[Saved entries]
━━━━━━━━━━
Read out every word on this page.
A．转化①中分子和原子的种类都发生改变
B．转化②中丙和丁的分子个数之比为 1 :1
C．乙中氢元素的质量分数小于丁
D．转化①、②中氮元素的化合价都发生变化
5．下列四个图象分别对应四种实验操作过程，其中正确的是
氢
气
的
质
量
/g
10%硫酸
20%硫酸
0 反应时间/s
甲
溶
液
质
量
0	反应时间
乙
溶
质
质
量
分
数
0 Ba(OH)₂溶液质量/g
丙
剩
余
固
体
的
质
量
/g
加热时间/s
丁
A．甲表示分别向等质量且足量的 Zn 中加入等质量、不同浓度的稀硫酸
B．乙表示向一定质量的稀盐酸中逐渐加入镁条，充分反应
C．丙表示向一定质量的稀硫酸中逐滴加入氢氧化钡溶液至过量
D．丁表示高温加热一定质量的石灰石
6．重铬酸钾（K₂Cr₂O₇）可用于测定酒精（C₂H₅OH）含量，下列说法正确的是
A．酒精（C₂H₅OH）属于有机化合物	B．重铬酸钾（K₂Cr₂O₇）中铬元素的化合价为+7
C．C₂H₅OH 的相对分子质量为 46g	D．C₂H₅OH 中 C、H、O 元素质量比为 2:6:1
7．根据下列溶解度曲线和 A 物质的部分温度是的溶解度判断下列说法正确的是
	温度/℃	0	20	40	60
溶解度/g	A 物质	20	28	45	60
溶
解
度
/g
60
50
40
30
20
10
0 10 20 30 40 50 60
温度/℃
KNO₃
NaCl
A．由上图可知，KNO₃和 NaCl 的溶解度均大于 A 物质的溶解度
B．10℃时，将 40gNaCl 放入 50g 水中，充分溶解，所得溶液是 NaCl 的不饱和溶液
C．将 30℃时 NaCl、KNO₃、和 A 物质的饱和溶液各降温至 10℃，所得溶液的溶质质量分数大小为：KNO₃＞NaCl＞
━━━━━━━━━━
#### [YOUR OBJECTIVE]
Restate the whole listing exactly, leaving out nothing.

#### [SOLUTION TO THE PROBLEM]
Read out every word on this page.
A．转化①中分子和原子的种类都发生改变
B．转化②中丙和丁的分子个数之比为 1 :1
C．乙中氢元素的质量分数小于丁
D．转化①、②中氮元素的化合价都发生变化
5．下列四个图象分别对应四种实验操作过程，其中正确的是
氢
气
的
质
量
/g
10%硫酸
20%硫酸
0 反应时间/s
甲
溶
液
质
量
0	反应时间
乙
溶
质
质
量
分
数
0 Ba(OH)₂溶液质量/g
丙
剩
余
固
体
的
质
量
/g
加热时间/s
丁
A．甲表示分别向等质量且足量的 Zn 中加入等质量、不同浓度的稀硫酸
B．乙表示向一定质量的稀盐酸中逐渐加入镁条，充分反应
C．丙表示向一定质量的稀硫酸中逐滴加入氢氧化钡溶液至过量
D．丁表示高温加热一定质量的石灰石
6．重铬酸钾（K₂Cr₂O₇）可用于测定酒精（C₂H₅OH）含量，下列说法正确的是
A．酒精（C₂H₅OH）属于有机化合物	B．重铬酸钾（K₂Cr₂O₇）中铬元素的化合价为+7
C．C₂H₅OH 的相对分子质量为 46g	D．C₂H₅OH 中 C、H、O 元素质量比为 2:6:1
7．根据下列溶解度曲线和 A 物质的部分温度是的溶解度判断下列说法正确的是
	温度/℃	0	20	40	60
溶解度/g	A 物质	20	28	45	60
溶
解
度
/g
60
50
40
30
20
10
0 10 20 30 40 50 60
温度/℃
KNO₃
NaCl
A．由上图可知，KNO₃和 NaCl 的溶解度均大于 A 物质的溶解度
B．10℃时，将 40gNaCl 放入 50g 水中，充分溶解，所得溶液是 NaCl 的不饱和溶液
C．将 30℃时 NaCl、KNO₃、和 A 物质的饱和溶液各降温至 10℃，所得溶液的溶质质量分数大小为：KNO₃＞NaCl＞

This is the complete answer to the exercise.